• [THE REQUEST]: Take the line that contains "Read this page and output its text content." as the first line and the last line of the material below as the final one; reproduce exactly the lines between, inclusive.
=== STORED DATA ===
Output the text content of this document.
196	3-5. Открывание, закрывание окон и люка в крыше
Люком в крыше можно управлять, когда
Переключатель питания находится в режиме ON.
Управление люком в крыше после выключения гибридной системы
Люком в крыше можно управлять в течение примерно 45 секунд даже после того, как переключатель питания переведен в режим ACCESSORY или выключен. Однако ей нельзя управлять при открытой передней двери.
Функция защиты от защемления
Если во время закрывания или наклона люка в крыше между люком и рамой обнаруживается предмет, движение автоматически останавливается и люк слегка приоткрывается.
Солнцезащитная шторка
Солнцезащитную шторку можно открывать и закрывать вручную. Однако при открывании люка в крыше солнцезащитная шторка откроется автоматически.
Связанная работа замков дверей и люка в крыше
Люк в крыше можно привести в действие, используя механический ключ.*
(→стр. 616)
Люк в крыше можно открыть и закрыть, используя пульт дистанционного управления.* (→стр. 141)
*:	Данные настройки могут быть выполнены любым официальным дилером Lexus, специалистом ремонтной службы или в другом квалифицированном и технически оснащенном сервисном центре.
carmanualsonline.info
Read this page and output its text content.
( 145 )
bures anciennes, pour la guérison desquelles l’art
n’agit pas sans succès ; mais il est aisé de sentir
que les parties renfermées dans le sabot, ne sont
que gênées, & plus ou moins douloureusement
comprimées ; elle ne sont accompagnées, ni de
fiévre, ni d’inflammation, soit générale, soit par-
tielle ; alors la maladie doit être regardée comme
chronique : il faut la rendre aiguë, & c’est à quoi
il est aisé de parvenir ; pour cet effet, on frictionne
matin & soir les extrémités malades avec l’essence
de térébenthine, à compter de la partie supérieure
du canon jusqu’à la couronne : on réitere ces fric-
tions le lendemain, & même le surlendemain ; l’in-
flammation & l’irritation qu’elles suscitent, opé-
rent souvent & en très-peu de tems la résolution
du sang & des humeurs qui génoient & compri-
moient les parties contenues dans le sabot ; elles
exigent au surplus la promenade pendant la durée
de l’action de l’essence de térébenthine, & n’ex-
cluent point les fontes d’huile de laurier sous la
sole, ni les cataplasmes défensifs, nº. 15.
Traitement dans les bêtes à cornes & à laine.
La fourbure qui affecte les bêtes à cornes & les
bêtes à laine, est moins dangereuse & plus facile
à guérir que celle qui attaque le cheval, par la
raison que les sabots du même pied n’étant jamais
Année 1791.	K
===
• [FINISHED TASK]:
Read this page and output its text content.
( 145 )
bures anciennes, pour la guérison desquelles l’art
n’agit pas sans succès ; mais il est aisé de sentir
que les parties renfermées dans le sabot, ne sont
que gênées, & plus ou moins douloureusement
comprimées ; elle ne sont accompagnées, ni de
fiévre, ni d’inflammation, soit générale, soit par-
tielle ; alors la maladie doit être regardée comme
chronique : il faut la rendre aiguë, & c’est à quoi
il est aisé de parvenir ; pour cet effet, on frictionne
matin & soir les extrémités malades avec l’essence
de térébenthine, à compter de la partie supérieure
du canon jusqu’à la couronne : on réitere ces fric-
tions le lendemain, & même le surlendemain ; l’in-
flammation & l’irritation qu’elles suscitent, opé-
rent souvent & en très-peu de tems la résolution
du sang & des humeurs qui génoient & compri-
moient les parties contenues dans le sabot ; elles
exigent au surplus la promenade pendant la durée
de l’action de l’essence de térébenthine, & n’ex-
cluent point les fontes d’huile de laurier sous la
sole, ni les cataplasmes défensifs, nº. 15.
Traitement dans les bêtes à cornes & à laine.
La fourbure qui affecte les bêtes à cornes & les
bêtes à laine, est moins dangereuse & plus facile
à guérir que celle qui attaque le cheval, par la
raison que les sabots du même pied n’étant jamais
Année 1791.	K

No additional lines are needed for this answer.